╭─ SUPPLIED PASSAGE

AI Systems are Discovering a Shared Model of the World. It's called "reality."

A recent paper entitled The Platonic Representation Hypothesis supports the idea that widespread use of singular algorithms might actually be simplifying hte world. Large-scale AI models, such as GPT-4, are all starting to learn the same representations of human digitized reality.

Research paper: The Platonic Representation Hypothesis

Key Points:

  • Global Complexity and Simplification: David Krakauer of the Santa Fe Institute argues that globalization and the use of singular algorithms are simplifying rather than increasing global complexity, resulting in less robust and interesting systems.
  • Platonic Representation Hypothesis: AI models like GPT-4 are converging towards a shared model of reality, akin to the shadows on the wall in Plato’s cave, driven by factors such as multitask scaling, computational capacity, and simplicity bias.
  • Multitask Scaling Hypothesis: As AI models are exposed to more tasks and data, the space of possible representations narrows, pushing them towards a common solution.
  • Capacity Hypothesis: Larger AI models, with greater computational capacity, are more likely to find and converge to optimal representations of tasks compared to smaller models.

╰─
╭─ GIVEN RECORDS

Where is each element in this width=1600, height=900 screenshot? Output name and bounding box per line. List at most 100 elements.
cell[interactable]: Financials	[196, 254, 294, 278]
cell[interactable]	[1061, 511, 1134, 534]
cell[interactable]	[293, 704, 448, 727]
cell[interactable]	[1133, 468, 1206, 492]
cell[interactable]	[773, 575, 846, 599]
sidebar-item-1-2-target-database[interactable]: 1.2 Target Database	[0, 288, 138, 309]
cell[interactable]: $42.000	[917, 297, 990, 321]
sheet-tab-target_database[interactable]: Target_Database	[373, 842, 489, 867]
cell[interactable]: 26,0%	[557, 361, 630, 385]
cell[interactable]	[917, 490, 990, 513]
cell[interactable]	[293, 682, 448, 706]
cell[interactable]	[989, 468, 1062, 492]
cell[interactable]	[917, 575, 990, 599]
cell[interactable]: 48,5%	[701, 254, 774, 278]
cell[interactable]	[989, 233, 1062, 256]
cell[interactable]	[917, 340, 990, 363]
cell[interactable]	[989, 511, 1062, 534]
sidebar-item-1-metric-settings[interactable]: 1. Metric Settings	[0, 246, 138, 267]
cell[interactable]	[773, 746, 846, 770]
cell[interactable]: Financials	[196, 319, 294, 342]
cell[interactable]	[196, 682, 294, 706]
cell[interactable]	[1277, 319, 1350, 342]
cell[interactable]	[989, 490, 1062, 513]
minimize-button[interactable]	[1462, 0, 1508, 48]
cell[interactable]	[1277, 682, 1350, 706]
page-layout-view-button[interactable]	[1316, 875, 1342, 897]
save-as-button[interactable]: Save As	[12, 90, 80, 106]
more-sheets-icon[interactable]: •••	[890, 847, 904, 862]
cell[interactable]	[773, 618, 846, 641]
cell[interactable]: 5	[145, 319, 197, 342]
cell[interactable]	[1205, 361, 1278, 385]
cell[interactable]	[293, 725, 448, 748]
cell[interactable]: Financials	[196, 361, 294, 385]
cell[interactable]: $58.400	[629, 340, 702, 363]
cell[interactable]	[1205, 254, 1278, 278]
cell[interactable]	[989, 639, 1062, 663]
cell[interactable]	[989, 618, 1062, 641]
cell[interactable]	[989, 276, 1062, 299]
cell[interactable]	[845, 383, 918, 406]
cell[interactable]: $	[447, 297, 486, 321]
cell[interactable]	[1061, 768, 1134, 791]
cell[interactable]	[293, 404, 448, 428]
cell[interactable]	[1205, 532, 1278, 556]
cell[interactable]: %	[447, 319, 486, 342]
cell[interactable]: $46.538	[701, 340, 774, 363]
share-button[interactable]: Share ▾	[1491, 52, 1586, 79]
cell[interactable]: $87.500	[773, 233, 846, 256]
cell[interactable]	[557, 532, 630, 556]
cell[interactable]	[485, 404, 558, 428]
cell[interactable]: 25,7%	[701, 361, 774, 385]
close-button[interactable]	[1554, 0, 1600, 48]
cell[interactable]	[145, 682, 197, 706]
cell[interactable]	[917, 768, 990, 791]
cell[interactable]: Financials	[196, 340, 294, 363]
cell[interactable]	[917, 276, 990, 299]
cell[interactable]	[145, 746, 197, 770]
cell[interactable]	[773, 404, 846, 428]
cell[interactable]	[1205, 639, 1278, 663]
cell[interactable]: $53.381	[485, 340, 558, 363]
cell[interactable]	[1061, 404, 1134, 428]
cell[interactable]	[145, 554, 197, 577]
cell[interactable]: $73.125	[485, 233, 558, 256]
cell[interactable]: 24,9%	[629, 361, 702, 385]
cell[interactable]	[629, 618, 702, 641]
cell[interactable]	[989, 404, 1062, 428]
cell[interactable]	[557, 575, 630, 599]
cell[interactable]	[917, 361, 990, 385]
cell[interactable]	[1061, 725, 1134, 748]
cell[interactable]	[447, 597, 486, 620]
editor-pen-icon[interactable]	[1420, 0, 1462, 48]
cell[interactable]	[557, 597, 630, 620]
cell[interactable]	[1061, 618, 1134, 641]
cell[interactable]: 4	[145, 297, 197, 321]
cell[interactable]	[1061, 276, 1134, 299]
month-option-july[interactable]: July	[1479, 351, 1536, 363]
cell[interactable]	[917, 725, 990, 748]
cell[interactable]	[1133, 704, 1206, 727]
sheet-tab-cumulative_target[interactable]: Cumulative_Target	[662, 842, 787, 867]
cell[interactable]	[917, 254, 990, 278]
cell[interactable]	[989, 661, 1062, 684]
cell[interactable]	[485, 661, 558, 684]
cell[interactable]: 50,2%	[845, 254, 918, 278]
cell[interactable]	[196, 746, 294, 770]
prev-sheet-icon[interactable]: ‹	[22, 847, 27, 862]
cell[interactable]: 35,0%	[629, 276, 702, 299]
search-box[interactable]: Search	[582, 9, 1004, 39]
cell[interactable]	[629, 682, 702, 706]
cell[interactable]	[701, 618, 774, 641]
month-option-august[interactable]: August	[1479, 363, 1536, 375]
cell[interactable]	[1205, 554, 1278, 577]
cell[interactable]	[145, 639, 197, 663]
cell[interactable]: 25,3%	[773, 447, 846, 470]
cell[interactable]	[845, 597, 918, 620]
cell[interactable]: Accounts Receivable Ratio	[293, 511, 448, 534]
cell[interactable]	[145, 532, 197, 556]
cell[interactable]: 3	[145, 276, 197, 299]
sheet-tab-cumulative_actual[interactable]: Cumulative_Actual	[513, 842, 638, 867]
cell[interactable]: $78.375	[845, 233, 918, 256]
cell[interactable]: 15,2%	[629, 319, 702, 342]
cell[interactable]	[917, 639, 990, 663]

╰─

• **WHAT THE EXERCISE ASKS**: Return, word for word, the part of the article above on AI models converging toward a shared model of reality that opens with the words containing "Research paper: The" and closes with "and interesting systems.".

• **ANSWER BOX**:
Research paper: The Platonic Representation Hypothesis

Key Points:

  • Global Complexity and Simplification: David Krakauer of the Santa Fe Institute argues that globalization and the use of singular algorithms are simplifying rather than increasing global complexity, resulting in less robust and interesting systems.